EXERCISE INSTRUCTIONS.
Output, as a numbered list with blank lines omitted, the part of the entries that opens with the line containing "x-axis-label: wavelength [Angstrom, rest" and closes with the line containing "weight-line <box>525 636 752 823</box>".
**** SUPPLIED RECORDS
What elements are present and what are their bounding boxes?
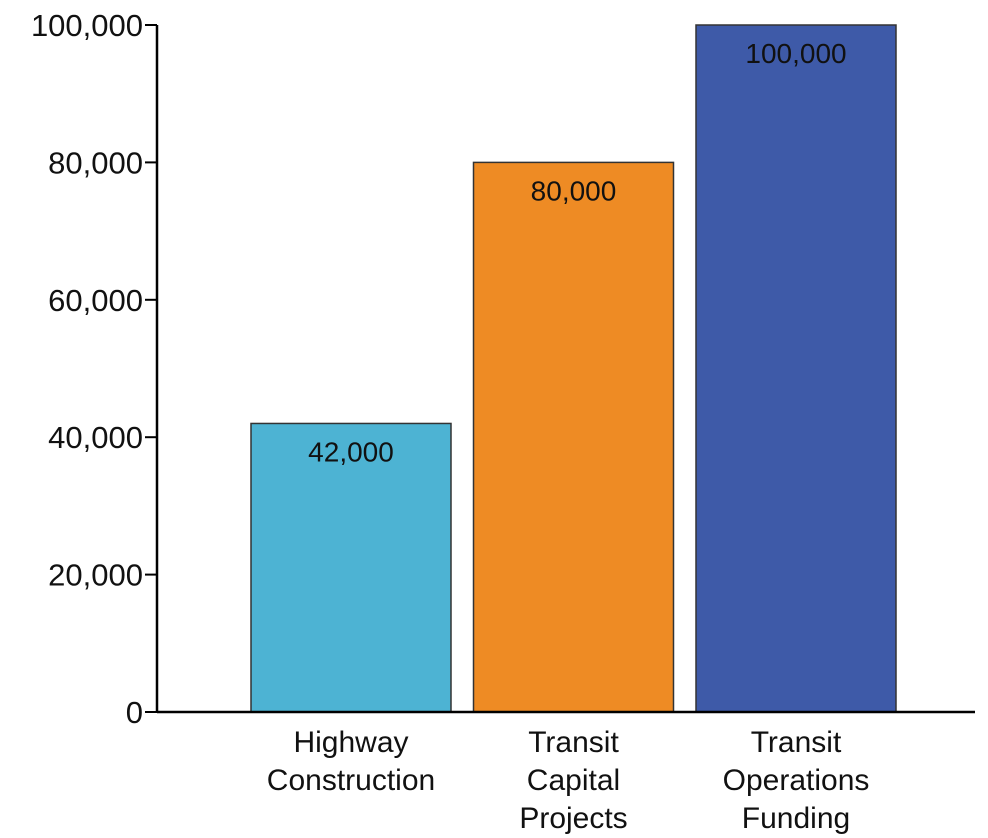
bar-data-label: 42,000	[308, 436, 394, 467]
bar-data-label: 80,000	[531, 175, 617, 206]
category-label-line: Transit	[528, 726, 619, 759]
y-tick-label: 20,000	[48, 558, 143, 593]
category-label-line: Funding	[742, 802, 850, 835]
y-tick-label: 0	[126, 695, 143, 730]
data-labels-group: 42,000 80,000 100,000	[308, 38, 846, 467]
category-label-line: Construction	[267, 764, 435, 797]
bar	[472, 161, 675, 713]
y-tick-label: 100,000	[31, 8, 143, 43]
category-label-line: Highway	[293, 726, 408, 759]
category-labels-group: Highway Construction Transit Capital Project…	[267, 726, 870, 835]
category-label: Transit Operations Funding	[723, 726, 870, 835]
y-tick-label: 60,000	[48, 283, 143, 318]
category-label: Transit Capital Projects	[519, 726, 627, 835]
category-label-line: Capital	[527, 764, 620, 797]
y-tick-label: 40,000	[48, 420, 143, 455]
bar-data-label: 100,000	[745, 38, 846, 69]
bars-group	[250, 24, 897, 713]
bar	[695, 24, 897, 713]
y-tick-label: 80,000	[48, 145, 143, 180]
category-label-line: Transit	[751, 726, 842, 759]
category-label-line: Operations	[723, 764, 870, 797]
category-label: Highway Construction	[267, 726, 435, 797]
category-label-line: Projects	[519, 802, 627, 835]
bar	[250, 422, 452, 713]
y-axis: 0 20,000 40,000 60,000 80,000 100,000	[31, 8, 159, 730]
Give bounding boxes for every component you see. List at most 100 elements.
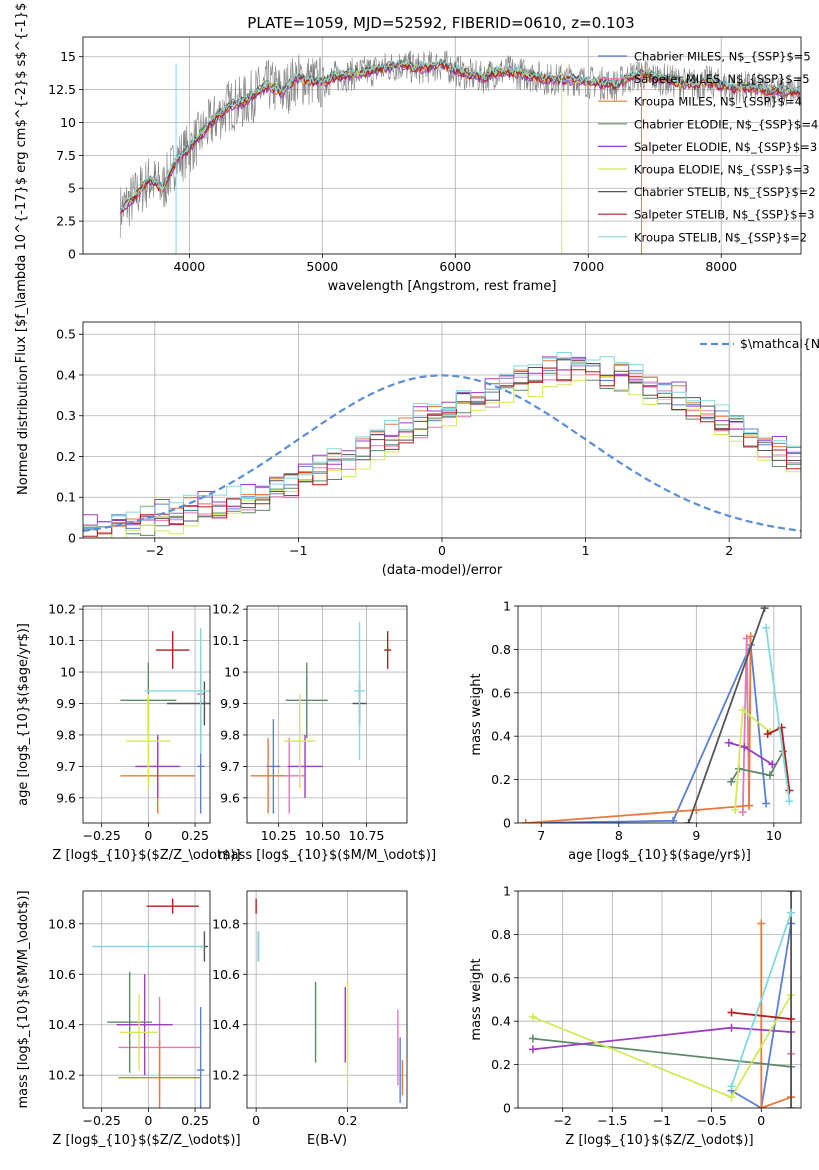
x-axis-label: wavelength [Angstrom, rest frame] <box>328 279 557 294</box>
y-tick-label: 10.8 <box>48 916 76 931</box>
y-tick-label: 0.4 <box>491 729 511 744</box>
weight_vs_Z-frame <box>517 890 802 1109</box>
y-tick-label: 5 <box>68 181 76 196</box>
y-tick-label: 0.2 <box>56 449 76 464</box>
weight_vs_Z-plot-area <box>518 891 801 1108</box>
x-axis-label: Z [log$_{10}$($Z/Z_\odot$)] <box>52 1133 240 1148</box>
weight-marker <box>787 1104 796 1108</box>
histogram-step <box>83 352 801 528</box>
weight-marker <box>528 1034 537 1043</box>
age_vs_mass-plot-area <box>247 606 407 823</box>
x-tick-label: 5000 <box>306 259 338 274</box>
weight-marker <box>727 1008 736 1017</box>
y-tick-label: 12.5 <box>48 82 76 97</box>
y-tick-label: 1 <box>503 884 511 899</box>
legend-label: Salpeter STELIB, N$_{SSP}$=3 <box>634 208 815 222</box>
y-tick-label: 9.7 <box>56 759 76 774</box>
weight-marker <box>731 805 740 814</box>
x-axis-label: (data-model)/error <box>382 563 503 578</box>
y-axis-label: mass weight <box>469 673 484 755</box>
weight-marker <box>762 799 771 808</box>
x-tick-label: 4000 <box>173 259 205 274</box>
weight-marker <box>738 808 747 817</box>
y-axis-label: age [log$_{10}$($age/yr$)] <box>16 623 31 806</box>
weight-marker <box>528 1012 537 1021</box>
x-tick-label: −0.25 <box>83 828 121 843</box>
weight-marker <box>745 801 754 810</box>
age_vs_Z-plot-area <box>83 606 210 823</box>
y-tick-label: 9.8 <box>56 727 76 742</box>
y-tick-label: 0.6 <box>491 970 511 985</box>
y-axis-label: Normed distribution <box>16 365 31 495</box>
spectrum-plot-area <box>83 37 801 254</box>
weight-line <box>525 636 752 823</box>
y-tick-label: 0.4 <box>56 367 76 382</box>
panel-age_vs_Z: −0.25 0 0.25 9.6 9.7 9.8 9.9 10 10.1 10.2 Z [log$_… <box>16 602 241 863</box>
legend-label: Kroupa MILES, N$_{SSP}$=4 <box>634 95 802 109</box>
x-tick-label: 0 <box>144 828 152 843</box>
y-tick-label: 0.8 <box>491 927 511 942</box>
weight-marker <box>684 819 693 823</box>
y-tick-label: 0 <box>68 247 76 262</box>
weight-marker <box>669 816 678 823</box>
weight_vs_age-frame <box>517 605 802 824</box>
y-tick-label: 0.2 <box>491 772 511 787</box>
y-tick-label: 10.1 <box>212 633 240 648</box>
y-tick-label: 10.4 <box>212 1017 240 1032</box>
weight-line <box>765 627 791 802</box>
weight-marker <box>738 706 747 715</box>
x-tick-label: 10.75 <box>349 828 385 843</box>
y-tick-label: 1 <box>503 599 511 614</box>
histogram-step <box>83 365 801 538</box>
y-tick-label: 10.2 <box>212 1068 240 1083</box>
weight-line <box>730 912 792 1087</box>
weight-marker <box>763 730 772 739</box>
weight-line <box>687 607 766 823</box>
x-tick-label: 0 <box>144 1113 152 1128</box>
x-tick-label: 1 <box>582 543 590 558</box>
y-tick-label: 10 <box>224 665 240 680</box>
y-tick-label: 0 <box>503 816 511 831</box>
y-tick-label: 10.2 <box>48 1068 76 1083</box>
x-tick-label: 0 <box>252 1113 260 1128</box>
weight-marker <box>768 760 777 769</box>
y-tick-label: 10 <box>60 115 76 130</box>
residuals-plot-area <box>83 322 801 538</box>
panel-mass_vs_Z: −0.25 0 0.25 10.2 10.4 10.6 10.8 Z [log$_{10}$(… <box>16 890 241 1148</box>
weight-marker <box>740 743 749 752</box>
y-tick-label: 0.4 <box>491 1014 511 1029</box>
x-tick-label: 0.25 <box>181 1113 209 1128</box>
histogram-step <box>83 362 801 536</box>
y-tick-label: 10.6 <box>212 967 240 982</box>
weight-marker <box>521 819 530 823</box>
legend-label: Kroupa ELODIE, N$_{SSP}$=3 <box>634 163 810 177</box>
y-tick-label: 10 <box>60 665 76 680</box>
weight_vs_age-plot-area <box>518 606 801 823</box>
x-tick-label: −2 <box>146 543 164 558</box>
x-axis-label: Z [log$_{10}$($Z/Z_\odot$)] <box>565 1133 753 1148</box>
legend-label: Chabrier MILES, N$_{SSP}$=5 <box>634 50 811 64</box>
weight-marker <box>727 777 736 786</box>
weight-marker <box>724 738 733 747</box>
weight-marker <box>757 1104 766 1108</box>
y-axis-label: Flux [$f_\lambda 10^{-17}$ erg cm$^{-2}$… <box>14 0 29 363</box>
y-tick-label: 9.9 <box>56 696 76 711</box>
y-tick-label: 0.8 <box>491 642 511 657</box>
weight-line <box>728 741 773 766</box>
weight-marker <box>762 623 771 632</box>
weight-marker <box>787 891 796 895</box>
x-tick-label: 10.50 <box>305 828 341 843</box>
weight-marker <box>727 1093 736 1102</box>
y-tick-label: 10.2 <box>48 602 76 617</box>
mass_vs_ebv-plot-area <box>247 891 407 1108</box>
x-tick-label: 0.25 <box>181 828 209 843</box>
weight-line <box>760 923 792 1108</box>
y-tick-label: 0.2 <box>491 1057 511 1072</box>
y-tick-label: 2.5 <box>56 214 76 229</box>
legend-label: Salpeter MILES, N$_{SSP}$=5 <box>634 72 810 86</box>
x-tick-label: −1 <box>289 543 307 558</box>
x-tick-label: −0.25 <box>83 1113 121 1128</box>
x-tick-label: 8 <box>615 828 623 843</box>
weight-line <box>532 1037 792 1068</box>
weight-marker <box>727 1082 736 1091</box>
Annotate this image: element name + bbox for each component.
********
CORRECT ANSWER.
1. x-axis-label: wavelength [Angstrom, rest frame] <box>328 279 557 294</box>
2. y-tick-label: 10.8 <box>48 916 76 931</box>
3. y-tick-label: 0.4 <box>491 729 511 744</box>
4. weight_vs_Z-frame <box>517 890 802 1109</box>
5. y-tick-label: 5 <box>68 181 76 196</box>
6. y-tick-label: 0.2 <box>56 449 76 464</box>
7. weight_vs_Z-plot-area <box>518 891 801 1108</box>
8. x-axis-label: Z [log$_{10}$($Z/Z_\odot$)] <box>52 1133 240 1148</box>
9. weight-marker <box>787 1104 796 1108</box>
10. histogram-step <box>83 352 801 528</box>
11. weight-marker <box>528 1034 537 1043</box>
12. age_vs_mass-plot-area <box>247 606 407 823</box>
13. x-tick-label: 5000 <box>306 259 338 274</box>
14. weight-marker <box>727 1008 736 1017</box>
15. y-tick-label: 12.5 <box>48 82 76 97</box>
16. y-tick-label: 1 <box>503 884 511 899</box>
17. legend-label: Salpeter STELIB, N$_{SSP}$=3 <box>634 208 815 222</box>
18. y-tick-label: 9.7 <box>56 759 76 774</box>
19. weight-marker <box>731 805 740 814</box>
20. x-axis-label: (data-model)/error <box>382 563 503 578</box>
21. y-axis-label: mass weight <box>469 673 484 755</box>
22. weight-marker <box>762 799 771 808</box>
23. x-tick-label: 4000 <box>173 259 205 274</box>
24. weight-marker <box>738 808 747 817</box>
25. y-axis-label: age [log$_{10}$($age/yr$)] <box>16 623 31 806</box>
26. weight-marker <box>528 1012 537 1021</box>
27. x-tick-label: −0.25 <box>83 828 121 843</box>
28. weight-marker <box>745 801 754 810</box>
29. age_vs_Z-plot-area <box>83 606 210 823</box>
30. y-tick-label: 9.8 <box>56 727 76 742</box>
31. y-tick-label: 0.6 <box>491 970 511 985</box>
32. y-axis-label: Normed distribution <box>16 365 31 495</box>
33. spectrum-plot-area <box>83 37 801 254</box>
34. weight-line <box>525 636 752 823</box>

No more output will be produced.